# WHAT TO WORK ON
Omit all images, then return the remaining material exactly as it stands.

☆ ☆ ☆ ☆

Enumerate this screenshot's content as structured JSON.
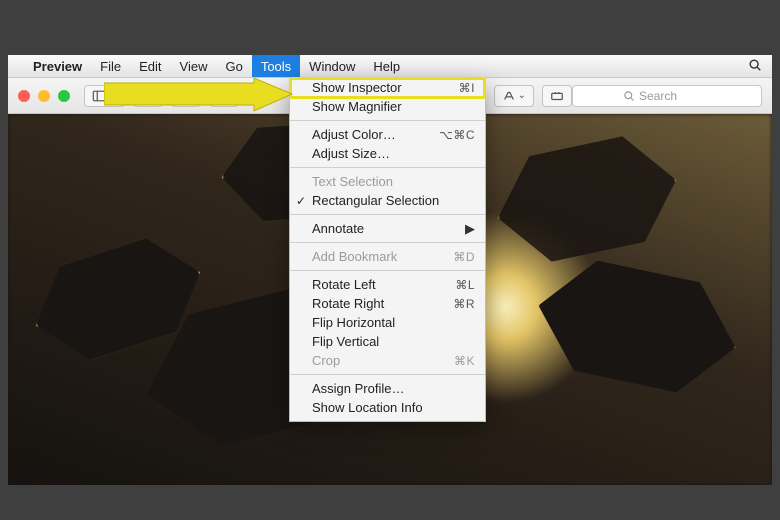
{
  "menubar": {
    "app": "Preview",
    "items": [
      "File",
      "Edit",
      "View",
      "Go",
      "Tools",
      "Window",
      "Help"
    ],
    "selected": "Tools"
  },
  "toolbar": {
    "search_placeholder": "Search"
  },
  "dropdown": {
    "sections": [
      [
        {
          "label": "Show Inspector",
          "shortcut": "⌘I",
          "highlighted": true
        },
        {
          "label": "Show Magnifier"
        }
      ],
      [
        {
          "label": "Adjust Color…",
          "shortcut": "⌥⌘C"
        },
        {
          "label": "Adjust Size…"
        }
      ],
      [
        {
          "label": "Text Selection",
          "disabled": true
        },
        {
          "label": "Rectangular Selection",
          "checked": true
        }
      ],
      [
        {
          "label": "Annotate",
          "submenu": true
        }
      ],
      [
        {
          "label": "Add Bookmark",
          "shortcut": "⌘D",
          "disabled": true
        }
      ],
      [
        {
          "label": "Rotate Left",
          "shortcut": "⌘L"
        },
        {
          "label": "Rotate Right",
          "shortcut": "⌘R"
        },
        {
          "label": "Flip Horizontal"
        },
        {
          "label": "Flip Vertical"
        },
        {
          "label": "Crop",
          "shortcut": "⌘K",
          "disabled": true
        }
      ],
      [
        {
          "label": "Assign Profile…"
        },
        {
          "label": "Show Location Info"
        }
      ]
    ]
  },
  "annotation": {
    "arrow_color": "#e9dd1f"
  }
}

☆ ☆ ☆ ☆

# SOLVED EXERCISE
Enumerate this screenshot's content as structured JSON.
{
  "menubar": {
    "app": "Preview",
    "items": [
      "File",
      "Edit",
      "View",
      "Go",
      "Tools",
      "Window",
      "Help"
    ],
    "selected": "Tools"
  },
  "toolbar": {
    "search_placeholder": "Search"
  },
  "dropdown": {
    "sections": [
      [
        {
          "label": "Show Inspector",
          "shortcut": "⌘I",
          "highlighted": true
        },
        {
          "label": "Show Magnifier"
        }
      ],
      [
        {
          "label": "Adjust Color…",
          "shortcut": "⌥⌘C"
        },
        {
          "label": "Adjust Size…"
        }
      ],
      [
        {
          "label": "Text Selection",
          "disabled": true
        },
        {
          "label": "Rectangular Selection",
          "checked": true
        }
      ],
      [
        {
          "label": "Annotate",
          "submenu": true
        }
      ],
      [
        {
          "label": "Add Bookmark",
          "shortcut": "⌘D",
          "disabled": true
        }
      ],
      [
        {
          "label": "Rotate Left",
          "shortcut": "⌘L"
        },
        {
          "label": "Rotate Right",
          "shortcut": "⌘R"
        },
        {
          "label": "Flip Horizontal"
        },
        {
          "label": "Flip Vertical"
        },
        {
          "label": "Crop",
          "shortcut": "⌘K",
          "disabled": true
        }
      ],
      [
        {
          "label": "Assign Profile…"
        },
        {
          "label": "Show Location Info"
        }
      ]
    ]
  },
  "annotation": {
    "arrow_color": "#e9dd1f"
  }
}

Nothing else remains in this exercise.